▶ [Given entries]:
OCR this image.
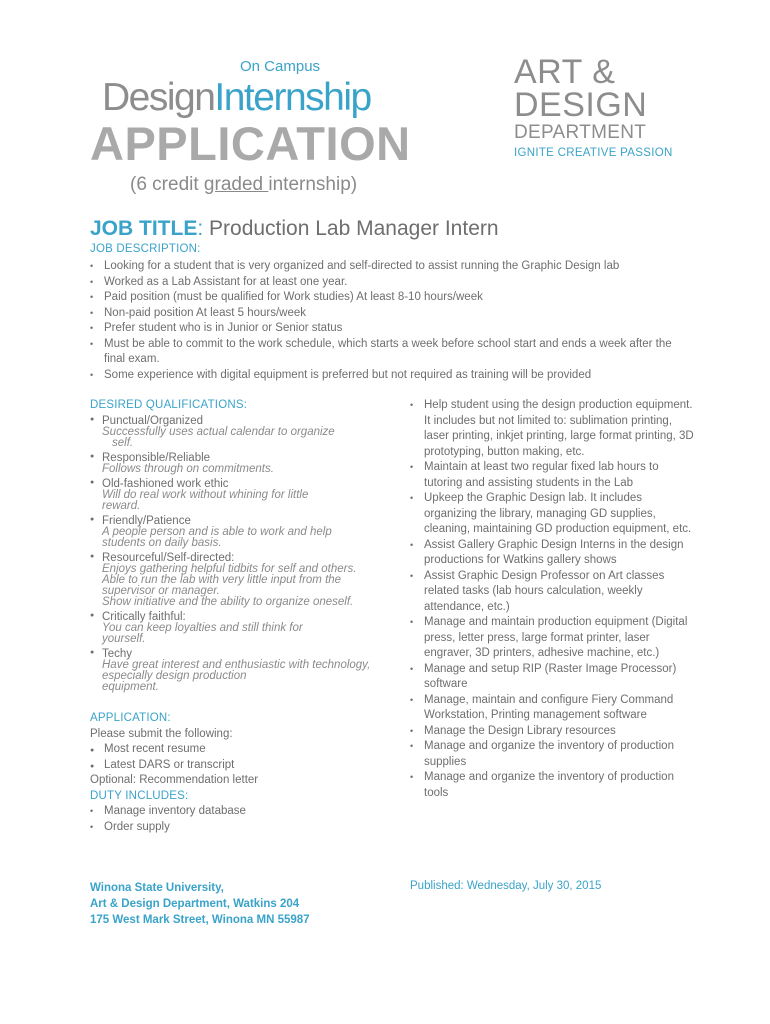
On Campus
DesignInternship
APPLICATION
(6 credit graded internship)
ART &
DESIGN
DEPARTMENT
IGNITE CREATIVE PASSION
JOB TITLE: Production Lab Manager Intern
JOB DESCRIPTION:
• Looking for a student that is very organized and self-directed to assist running the Graphic Design lab
• Worked as a Lab Assistant for at least one year.
• Paid position (must be qualified for Work studies) At least 8-10 hours/week
• Non-paid position At least 5 hours/week
• Prefer student who is in Junior or Senior status
• Must be able to commit to the work schedule, which starts a week before school start and ends a week after the final exam.
• Some experience with digital equipment is preferred but not required as training will be provided
DESIRED QUALIFICATIONS:
● Punctual/Organized
Successfully uses actual calendar to organize
self.
● Responsible/Reliable
Follows through on commitments.
● Old-fashioned work ethic
Will do real work without whining for little
reward.
● Friendly/Patience
A people person and is able to work and help
students on daily basis.
● Resourceful/Self-directed:
Enjoys gathering helpful tidbits for self and others.
Able to run the lab with very little input from the supervisor or manager.
Show initiative and the ability to organize oneself.
● Critically faithful:
You can keep loyalties and still think for
yourself.
● Techy
Have great interest and enthusiastic with technology, especially design production
equipment.
APPLICATION:
Please submit the following:
● Most recent resume
● Latest DARS or transcript
Optional: Recommendation letter
DUTY INCLUDES:
• Manage inventory database
• Order supply
• Help student using the design production equipment. It includes but not limited to: sublimation printing, laser printing, inkjet printing, large format printing, 3D prototyping, button making, etc.
• Maintain at least two regular fixed lab hours to tutoring and assisting students in the Lab
• Upkeep the Graphic Design lab. It includes organizing the library, managing GD supplies, cleaning, maintaining GD production equipment, etc.
• Assist Gallery Graphic Design Interns in the design productions for Watkins gallery shows
• Assist Graphic Design Professor on Art classes related tasks (lab hours calculation, weekly attendance, etc.)
• Manage and maintain production equipment (Digital press, letter press, large format printer, laser engraver, 3D printers, adhesive machine, etc.)
• Manage and setup RIP (Raster Image Processor) software
• Manage, maintain and configure Fiery Command Workstation, Printing management software
• Manage the Design Library resources
• Manage and organize the inventory of production supplies
• Manage and organize the inventory of production tools
Winona State University,
Art & Design Department, Watkins 204
175 West Mark Street, Winona MN 55987
Published: Wednesday, July 30, 2015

▶ [Task description]:
Leave out the pictures and return every record word for word.

▶ [Response to the task]:
OCR this image.
On Campus
DesignInternship
APPLICATION
(6 credit graded internship)
ART &
DESIGN
DEPARTMENT
IGNITE CREATIVE PASSION
JOB TITLE: Production Lab Manager Intern
JOB DESCRIPTION:
• Looking for a student that is very organized and self-directed to assist running the Graphic Design lab
• Worked as a Lab Assistant for at least one year.
• Paid position (must be qualified for Work studies) At least 8-10 hours/week
• Non-paid position At least 5 hours/week
• Prefer student who is in Junior or Senior status
• Must be able to commit to the work schedule, which starts a week before school start and ends a week after the final exam.
• Some experience with digital equipment is preferred but not required as training will be provided
DESIRED QUALIFICATIONS:
● Punctual/Organized
Successfully uses actual calendar to organize
self.
● Responsible/Reliable
Follows through on commitments.
● Old-fashioned work ethic
Will do real work without whining for little
reward.
● Friendly/Patience
A people person and is able to work and help
students on daily basis.
● Resourceful/Self-directed:
Enjoys gathering helpful tidbits for self and others.
Able to run the lab with very little input from the supervisor or manager.
Show initiative and the ability to organize oneself.
● Critically faithful:
You can keep loyalties and still think for
yourself.
● Techy
Have great interest and enthusiastic with technology, especially design production
equipment.
APPLICATION:
Please submit the following:
● Most recent resume
● Latest DARS or transcript
Optional: Recommendation letter
DUTY INCLUDES:
• Manage inventory database
• Order supply
• Help student using the design production equipment. It includes but not limited to: sublimation printing, laser printing, inkjet printing, large format printing, 3D prototyping, button making, etc.
• Maintain at least two regular fixed lab hours to tutoring and assisting students in the Lab
• Upkeep the Graphic Design lab. It includes organizing the library, managing GD supplies, cleaning, maintaining GD production equipment, etc.
• Assist Gallery Graphic Design Interns in the design productions for Watkins gallery shows
• Assist Graphic Design Professor on Art classes related tasks (lab hours calculation, weekly attendance, etc.)
• Manage and maintain production equipment (Digital press, letter press, large format printer, laser engraver, 3D printers, adhesive machine, etc.)
• Manage and setup RIP (Raster Image Processor) software
• Manage, maintain and configure Fiery Command Workstation, Printing management software
• Manage the Design Library resources
• Manage and organize the inventory of production supplies
• Manage and organize the inventory of production tools
Winona State University,
Art & Design Department, Watkins 204
175 West Mark Street, Winona MN 55987
Published: Wednesday, July 30, 2015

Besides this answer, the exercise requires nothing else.